Everyone is talking Journey into Nyx this week, and with good reason. With the prerelease behind us, and along with it the first opportunity to both play with the new set in Limited and first opportunity to bring a new Journey brew to Constructed, players are in full-on devour mode when it comes to the hottest new cards. Of course, this has a lot to do with the fact that Journey appears to be an awesome set full of rich flavor, strong cards, and interesting mechanics.

In order to talk about what I’m excited for in the coming weeks, I want to take you all back in time, giving you some insight into where that excitement comes from, and then we’ll head back to the future to play with some great new tools.

In the first article I wrote for ChannelFireball, now lost to the annals of server resets, I introduced myself with a brief set of bullet points, including the following:

  • I have an unreal fascination with the card Lim-Dul’s Vault. When Mystical Tutor got banned in Legacy, I did a happy dance for my favorite card. Then I realized I lost a German one, and had to pay $7 for a fourth copy. We currently aren’t speaking. Lim-Dul owes me an apology, and I don’t expect I’ll be getting it anytime soon.

★ ★ ★ ★

WRITTEN TASKS
A: Rewrite the paragraph of the Journey into Nyx article that begins "Everyone is talking Journey into Nyx this week" in a shorter form, keeping its main facts.
B: Write out the part of the Journey into Nyx article starting with "In order to" and going on through "great new tools.", word for word.
The lines have no connection to the Journey into Nyx article.

STORED DATA
★ ★ ★ ★

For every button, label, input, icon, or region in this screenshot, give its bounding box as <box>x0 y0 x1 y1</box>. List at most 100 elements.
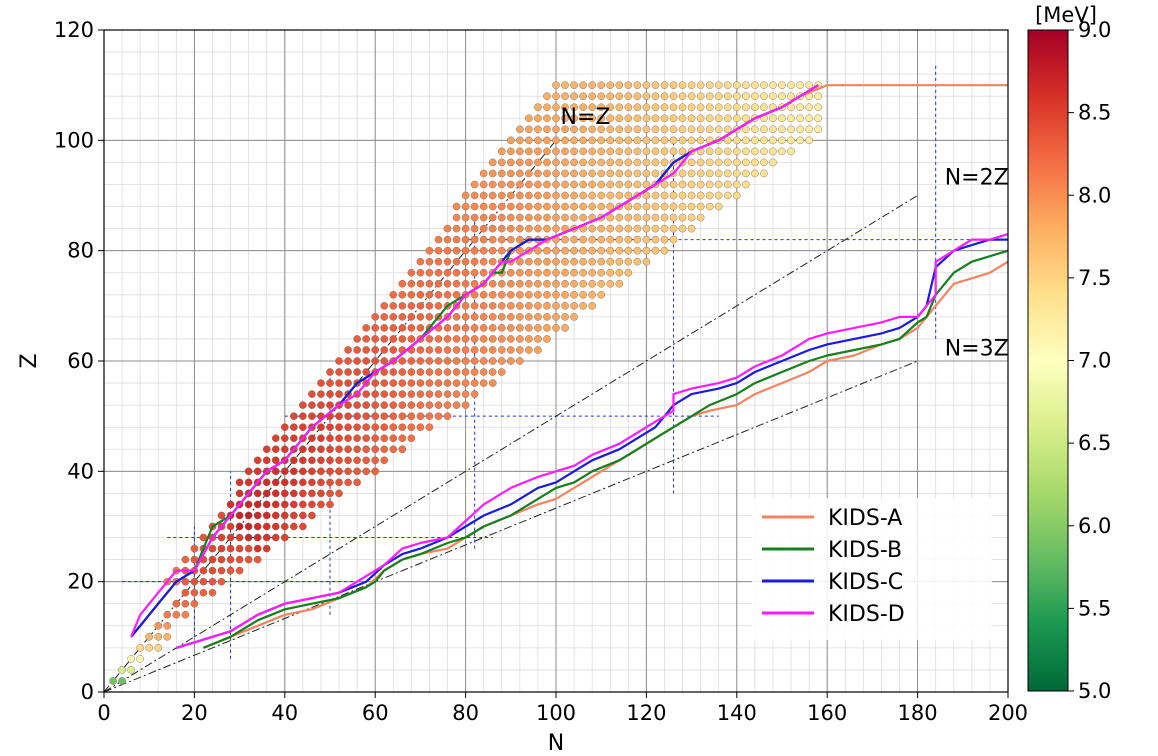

★ ★ ★ ★

OUTPUTS BY TASK
A: Journey into Nyx is the talk of the week. The prerelease has passed, bringing the first chances to play the set in Limited and to take new Journey decks into Constructed, so players are eagerly taking in the new cards. The set looks excellent, with rich flavor, strong cards, and interesting mechanics.

B:
In order to talk about what I’m excited for in the coming weeks, I want to take you all back in time, giving you some insight into where that excitement comes from, and then we’ll head back to the future to play with some great new tools.